### Directions
Repeat every record exactly, but keep images out of the copy.

++++++++

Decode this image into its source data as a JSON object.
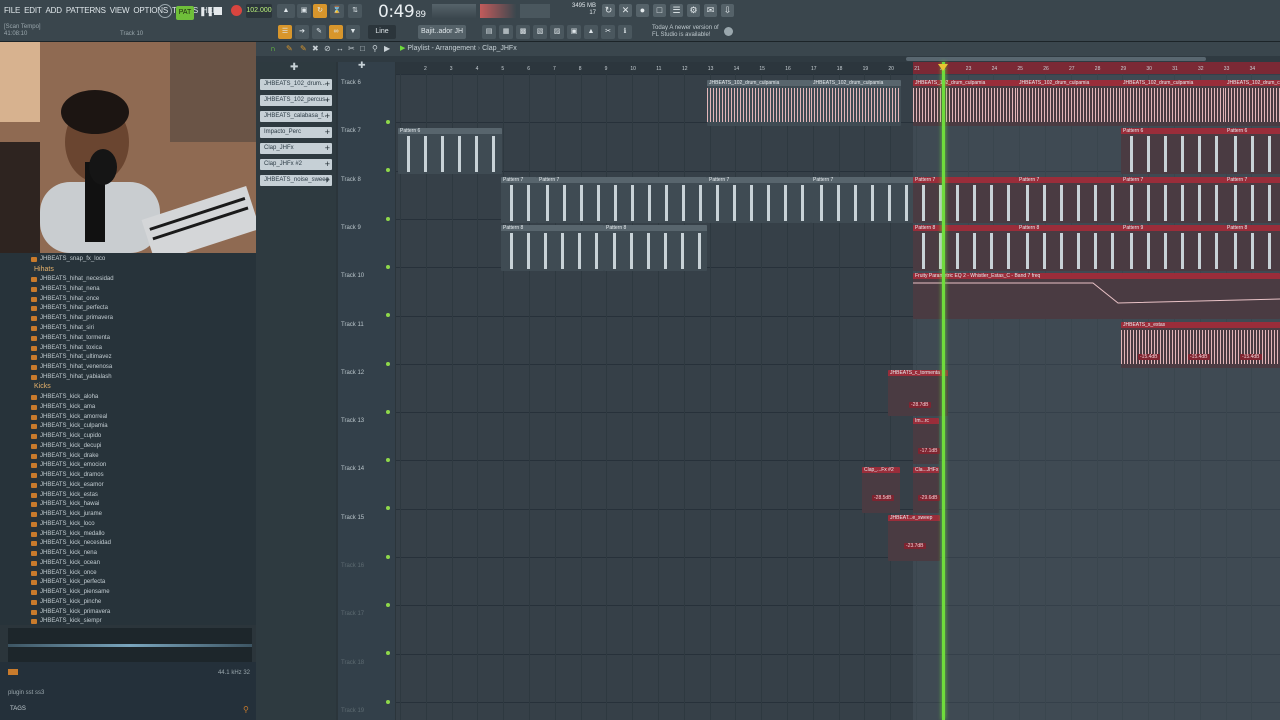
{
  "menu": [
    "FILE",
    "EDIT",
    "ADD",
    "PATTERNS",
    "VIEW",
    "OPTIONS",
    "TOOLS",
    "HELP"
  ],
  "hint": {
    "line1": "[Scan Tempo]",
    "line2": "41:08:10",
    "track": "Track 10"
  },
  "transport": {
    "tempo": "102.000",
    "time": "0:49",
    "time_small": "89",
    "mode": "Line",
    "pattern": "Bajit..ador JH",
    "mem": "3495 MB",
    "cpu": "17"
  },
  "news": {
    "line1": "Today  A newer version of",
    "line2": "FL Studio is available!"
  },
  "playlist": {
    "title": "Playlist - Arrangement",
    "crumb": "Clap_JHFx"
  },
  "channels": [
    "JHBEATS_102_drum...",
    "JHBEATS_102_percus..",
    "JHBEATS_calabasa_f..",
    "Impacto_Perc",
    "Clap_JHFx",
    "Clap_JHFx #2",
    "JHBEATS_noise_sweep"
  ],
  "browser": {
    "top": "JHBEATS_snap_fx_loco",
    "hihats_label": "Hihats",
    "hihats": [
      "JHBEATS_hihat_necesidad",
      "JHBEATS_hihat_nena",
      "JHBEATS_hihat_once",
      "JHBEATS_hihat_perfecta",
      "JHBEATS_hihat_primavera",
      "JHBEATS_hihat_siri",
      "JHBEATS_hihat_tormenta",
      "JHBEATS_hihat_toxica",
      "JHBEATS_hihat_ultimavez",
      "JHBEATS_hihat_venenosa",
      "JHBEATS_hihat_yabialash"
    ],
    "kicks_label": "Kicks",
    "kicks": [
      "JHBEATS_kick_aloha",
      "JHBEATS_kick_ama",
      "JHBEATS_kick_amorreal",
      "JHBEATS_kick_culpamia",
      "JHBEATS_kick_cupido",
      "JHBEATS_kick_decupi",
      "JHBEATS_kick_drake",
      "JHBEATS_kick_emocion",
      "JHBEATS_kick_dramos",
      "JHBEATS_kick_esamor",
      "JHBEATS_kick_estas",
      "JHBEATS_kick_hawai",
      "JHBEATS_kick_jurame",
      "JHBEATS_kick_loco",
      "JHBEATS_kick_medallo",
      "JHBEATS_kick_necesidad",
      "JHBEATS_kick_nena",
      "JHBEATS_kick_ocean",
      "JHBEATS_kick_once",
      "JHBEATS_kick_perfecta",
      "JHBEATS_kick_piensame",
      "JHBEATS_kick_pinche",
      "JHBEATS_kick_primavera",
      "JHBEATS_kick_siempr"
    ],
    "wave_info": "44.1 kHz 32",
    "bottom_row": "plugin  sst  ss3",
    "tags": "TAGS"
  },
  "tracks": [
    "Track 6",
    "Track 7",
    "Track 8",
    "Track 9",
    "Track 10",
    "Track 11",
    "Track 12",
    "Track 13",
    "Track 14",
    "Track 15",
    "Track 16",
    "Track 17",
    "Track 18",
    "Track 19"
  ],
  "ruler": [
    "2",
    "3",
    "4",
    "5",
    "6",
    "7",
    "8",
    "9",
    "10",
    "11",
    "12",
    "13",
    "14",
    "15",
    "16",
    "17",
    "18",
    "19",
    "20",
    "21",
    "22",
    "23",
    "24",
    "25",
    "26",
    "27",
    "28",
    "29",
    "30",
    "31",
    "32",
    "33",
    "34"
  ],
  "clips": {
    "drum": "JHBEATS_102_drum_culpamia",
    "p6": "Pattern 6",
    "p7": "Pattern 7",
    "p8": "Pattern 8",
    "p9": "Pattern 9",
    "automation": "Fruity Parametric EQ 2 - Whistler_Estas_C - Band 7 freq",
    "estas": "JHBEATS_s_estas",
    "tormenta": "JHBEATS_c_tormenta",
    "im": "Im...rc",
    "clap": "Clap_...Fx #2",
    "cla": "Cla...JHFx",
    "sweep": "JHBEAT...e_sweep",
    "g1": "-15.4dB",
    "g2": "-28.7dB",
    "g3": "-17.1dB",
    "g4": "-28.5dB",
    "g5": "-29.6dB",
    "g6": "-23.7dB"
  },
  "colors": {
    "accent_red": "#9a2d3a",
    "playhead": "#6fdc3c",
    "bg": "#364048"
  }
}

++++++++

### Completed task
Decode this image into its source data as a JSON object.
{
  "menu": [
    "FILE",
    "EDIT",
    "ADD",
    "PATTERNS",
    "VIEW",
    "OPTIONS",
    "TOOLS",
    "HELP"
  ],
  "hint": {
    "line1": "[Scan Tempo]",
    "line2": "41:08:10",
    "track": "Track 10"
  },
  "transport": {
    "tempo": "102.000",
    "time": "0:49",
    "time_small": "89",
    "mode": "Line",
    "pattern": "Bajit..ador JH",
    "mem": "3495 MB",
    "cpu": "17"
  },
  "news": {
    "line1": "Today  A newer version of",
    "line2": "FL Studio is available!"
  },
  "playlist": {
    "title": "Playlist - Arrangement",
    "crumb": "Clap_JHFx"
  },
  "channels": [
    "JHBEATS_102_drum...",
    "JHBEATS_102_percus..",
    "JHBEATS_calabasa_f..",
    "Impacto_Perc",
    "Clap_JHFx",
    "Clap_JHFx #2",
    "JHBEATS_noise_sweep"
  ],
  "browser": {
    "top": "JHBEATS_snap_fx_loco",
    "hihats_label": "Hihats",
    "hihats": [
      "JHBEATS_hihat_necesidad",
      "JHBEATS_hihat_nena",
      "JHBEATS_hihat_once",
      "JHBEATS_hihat_perfecta",
      "JHBEATS_hihat_primavera",
      "JHBEATS_hihat_siri",
      "JHBEATS_hihat_tormenta",
      "JHBEATS_hihat_toxica",
      "JHBEATS_hihat_ultimavez",
      "JHBEATS_hihat_venenosa",
      "JHBEATS_hihat_yabialash"
    ],
    "kicks_label": "Kicks",
    "kicks": [
      "JHBEATS_kick_aloha",
      "JHBEATS_kick_ama",
      "JHBEATS_kick_amorreal",
      "JHBEATS_kick_culpamia",
      "JHBEATS_kick_cupido",
      "JHBEATS_kick_decupi",
      "JHBEATS_kick_drake",
      "JHBEATS_kick_emocion",
      "JHBEATS_kick_dramos",
      "JHBEATS_kick_esamor",
      "JHBEATS_kick_estas",
      "JHBEATS_kick_hawai",
      "JHBEATS_kick_jurame",
      "JHBEATS_kick_loco",
      "JHBEATS_kick_medallo",
      "JHBEATS_kick_necesidad",
      "JHBEATS_kick_nena",
      "JHBEATS_kick_ocean",
      "JHBEATS_kick_once",
      "JHBEATS_kick_perfecta",
      "JHBEATS_kick_piensame",
      "JHBEATS_kick_pinche",
      "JHBEATS_kick_primavera",
      "JHBEATS_kick_siempr"
    ],
    "wave_info": "44.1 kHz 32",
    "bottom_row": "plugin  sst  ss3",
    "tags": "TAGS"
  },
  "tracks": [
    "Track 6",
    "Track 7",
    "Track 8",
    "Track 9",
    "Track 10",
    "Track 11",
    "Track 12",
    "Track 13",
    "Track 14",
    "Track 15",
    "Track 16",
    "Track 17",
    "Track 18",
    "Track 19"
  ],
  "ruler": [
    "2",
    "3",
    "4",
    "5",
    "6",
    "7",
    "8",
    "9",
    "10",
    "11",
    "12",
    "13",
    "14",
    "15",
    "16",
    "17",
    "18",
    "19",
    "20",
    "21",
    "22",
    "23",
    "24",
    "25",
    "26",
    "27",
    "28",
    "29",
    "30",
    "31",
    "32",
    "33",
    "34"
  ],
  "clips": {
    "drum": "JHBEATS_102_drum_culpamia",
    "p6": "Pattern 6",
    "p7": "Pattern 7",
    "p8": "Pattern 8",
    "p9": "Pattern 9",
    "automation": "Fruity Parametric EQ 2 - Whistler_Estas_C - Band 7 freq",
    "estas": "JHBEATS_s_estas",
    "tormenta": "JHBEATS_c_tormenta",
    "im": "Im...rc",
    "clap": "Clap_...Fx #2",
    "cla": "Cla...JHFx",
    "sweep": "JHBEAT...e_sweep",
    "g1": "-15.4dB",
    "g2": "-28.7dB",
    "g3": "-17.1dB",
    "g4": "-28.5dB",
    "g5": "-29.6dB",
    "g6": "-23.7dB"
  },
  "colors": {
    "accent_red": "#9a2d3a",
    "playhead": "#6fdc3c",
    "bg": "#364048"
  }
}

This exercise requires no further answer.